Recorded data:
____
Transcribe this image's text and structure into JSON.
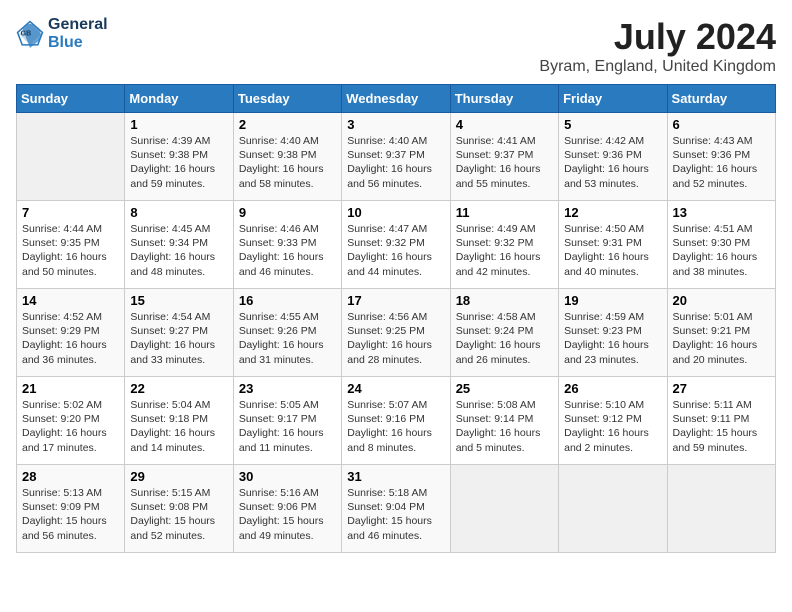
{
  "header": {
    "logo_line1": "General",
    "logo_line2": "Blue",
    "month_year": "July 2024",
    "location": "Byram, England, United Kingdom"
  },
  "weekdays": [
    "Sunday",
    "Monday",
    "Tuesday",
    "Wednesday",
    "Thursday",
    "Friday",
    "Saturday"
  ],
  "weeks": [
    [
      {
        "day": "",
        "sunrise": "",
        "sunset": "",
        "daylight": ""
      },
      {
        "day": "1",
        "sunrise": "Sunrise: 4:39 AM",
        "sunset": "Sunset: 9:38 PM",
        "daylight": "Daylight: 16 hours and 59 minutes."
      },
      {
        "day": "2",
        "sunrise": "Sunrise: 4:40 AM",
        "sunset": "Sunset: 9:38 PM",
        "daylight": "Daylight: 16 hours and 58 minutes."
      },
      {
        "day": "3",
        "sunrise": "Sunrise: 4:40 AM",
        "sunset": "Sunset: 9:37 PM",
        "daylight": "Daylight: 16 hours and 56 minutes."
      },
      {
        "day": "4",
        "sunrise": "Sunrise: 4:41 AM",
        "sunset": "Sunset: 9:37 PM",
        "daylight": "Daylight: 16 hours and 55 minutes."
      },
      {
        "day": "5",
        "sunrise": "Sunrise: 4:42 AM",
        "sunset": "Sunset: 9:36 PM",
        "daylight": "Daylight: 16 hours and 53 minutes."
      },
      {
        "day": "6",
        "sunrise": "Sunrise: 4:43 AM",
        "sunset": "Sunset: 9:36 PM",
        "daylight": "Daylight: 16 hours and 52 minutes."
      }
    ],
    [
      {
        "day": "7",
        "sunrise": "Sunrise: 4:44 AM",
        "sunset": "Sunset: 9:35 PM",
        "daylight": "Daylight: 16 hours and 50 minutes."
      },
      {
        "day": "8",
        "sunrise": "Sunrise: 4:45 AM",
        "sunset": "Sunset: 9:34 PM",
        "daylight": "Daylight: 16 hours and 48 minutes."
      },
      {
        "day": "9",
        "sunrise": "Sunrise: 4:46 AM",
        "sunset": "Sunset: 9:33 PM",
        "daylight": "Daylight: 16 hours and 46 minutes."
      },
      {
        "day": "10",
        "sunrise": "Sunrise: 4:47 AM",
        "sunset": "Sunset: 9:32 PM",
        "daylight": "Daylight: 16 hours and 44 minutes."
      },
      {
        "day": "11",
        "sunrise": "Sunrise: 4:49 AM",
        "sunset": "Sunset: 9:32 PM",
        "daylight": "Daylight: 16 hours and 42 minutes."
      },
      {
        "day": "12",
        "sunrise": "Sunrise: 4:50 AM",
        "sunset": "Sunset: 9:31 PM",
        "daylight": "Daylight: 16 hours and 40 minutes."
      },
      {
        "day": "13",
        "sunrise": "Sunrise: 4:51 AM",
        "sunset": "Sunset: 9:30 PM",
        "daylight": "Daylight: 16 hours and 38 minutes."
      }
    ],
    [
      {
        "day": "14",
        "sunrise": "Sunrise: 4:52 AM",
        "sunset": "Sunset: 9:29 PM",
        "daylight": "Daylight: 16 hours and 36 minutes."
      },
      {
        "day": "15",
        "sunrise": "Sunrise: 4:54 AM",
        "sunset": "Sunset: 9:27 PM",
        "daylight": "Daylight: 16 hours and 33 minutes."
      },
      {
        "day": "16",
        "sunrise": "Sunrise: 4:55 AM",
        "sunset": "Sunset: 9:26 PM",
        "daylight": "Daylight: 16 hours and 31 minutes."
      },
      {
        "day": "17",
        "sunrise": "Sunrise: 4:56 AM",
        "sunset": "Sunset: 9:25 PM",
        "daylight": "Daylight: 16 hours and 28 minutes."
      },
      {
        "day": "18",
        "sunrise": "Sunrise: 4:58 AM",
        "sunset": "Sunset: 9:24 PM",
        "daylight": "Daylight: 16 hours and 26 minutes."
      },
      {
        "day": "19",
        "sunrise": "Sunrise: 4:59 AM",
        "sunset": "Sunset: 9:23 PM",
        "daylight": "Daylight: 16 hours and 23 minutes."
      },
      {
        "day": "20",
        "sunrise": "Sunrise: 5:01 AM",
        "sunset": "Sunset: 9:21 PM",
        "daylight": "Daylight: 16 hours and 20 minutes."
      }
    ],
    [
      {
        "day": "21",
        "sunrise": "Sunrise: 5:02 AM",
        "sunset": "Sunset: 9:20 PM",
        "daylight": "Daylight: 16 hours and 17 minutes."
      },
      {
        "day": "22",
        "sunrise": "Sunrise: 5:04 AM",
        "sunset": "Sunset: 9:18 PM",
        "daylight": "Daylight: 16 hours and 14 minutes."
      },
      {
        "day": "23",
        "sunrise": "Sunrise: 5:05 AM",
        "sunset": "Sunset: 9:17 PM",
        "daylight": "Daylight: 16 hours and 11 minutes."
      },
      {
        "day": "24",
        "sunrise": "Sunrise: 5:07 AM",
        "sunset": "Sunset: 9:16 PM",
        "daylight": "Daylight: 16 hours and 8 minutes."
      },
      {
        "day": "25",
        "sunrise": "Sunrise: 5:08 AM",
        "sunset": "Sunset: 9:14 PM",
        "daylight": "Daylight: 16 hours and 5 minutes."
      },
      {
        "day": "26",
        "sunrise": "Sunrise: 5:10 AM",
        "sunset": "Sunset: 9:12 PM",
        "daylight": "Daylight: 16 hours and 2 minutes."
      },
      {
        "day": "27",
        "sunrise": "Sunrise: 5:11 AM",
        "sunset": "Sunset: 9:11 PM",
        "daylight": "Daylight: 15 hours and 59 minutes."
      }
    ],
    [
      {
        "day": "28",
        "sunrise": "Sunrise: 5:13 AM",
        "sunset": "Sunset: 9:09 PM",
        "daylight": "Daylight: 15 hours and 56 minutes."
      },
      {
        "day": "29",
        "sunrise": "Sunrise: 5:15 AM",
        "sunset": "Sunset: 9:08 PM",
        "daylight": "Daylight: 15 hours and 52 minutes."
      },
      {
        "day": "30",
        "sunrise": "Sunrise: 5:16 AM",
        "sunset": "Sunset: 9:06 PM",
        "daylight": "Daylight: 15 hours and 49 minutes."
      },
      {
        "day": "31",
        "sunrise": "Sunrise: 5:18 AM",
        "sunset": "Sunset: 9:04 PM",
        "daylight": "Daylight: 15 hours and 46 minutes."
      },
      {
        "day": "",
        "sunrise": "",
        "sunset": "",
        "daylight": ""
      },
      {
        "day": "",
        "sunrise": "",
        "sunset": "",
        "daylight": ""
      },
      {
        "day": "",
        "sunrise": "",
        "sunset": "",
        "daylight": ""
      }
    ]
  ]
}
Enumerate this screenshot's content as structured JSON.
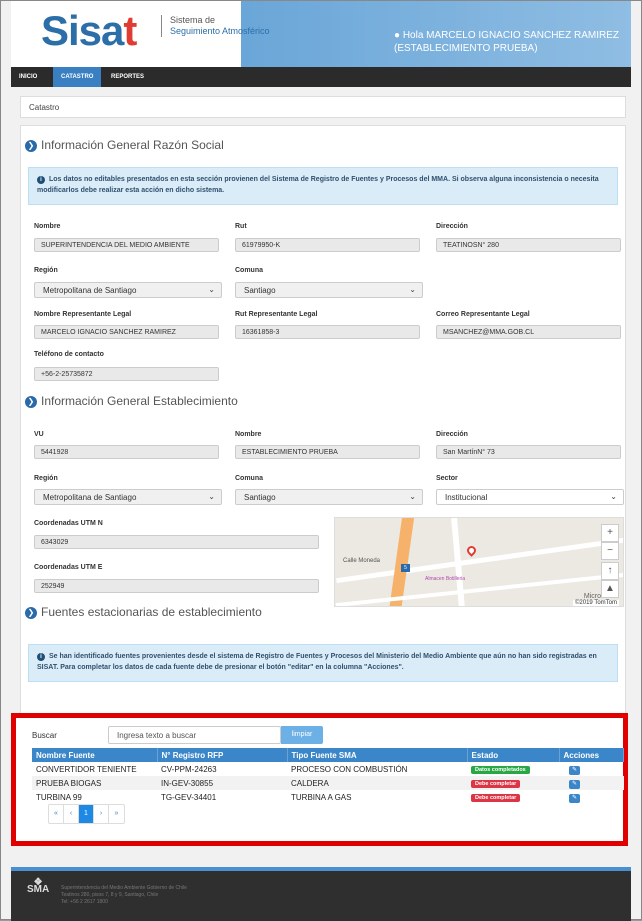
____
Copy all lines above containing the string "this".

Transcribe this image's text and structure into JSON.
Enumerate this screenshot's content as structured JSON.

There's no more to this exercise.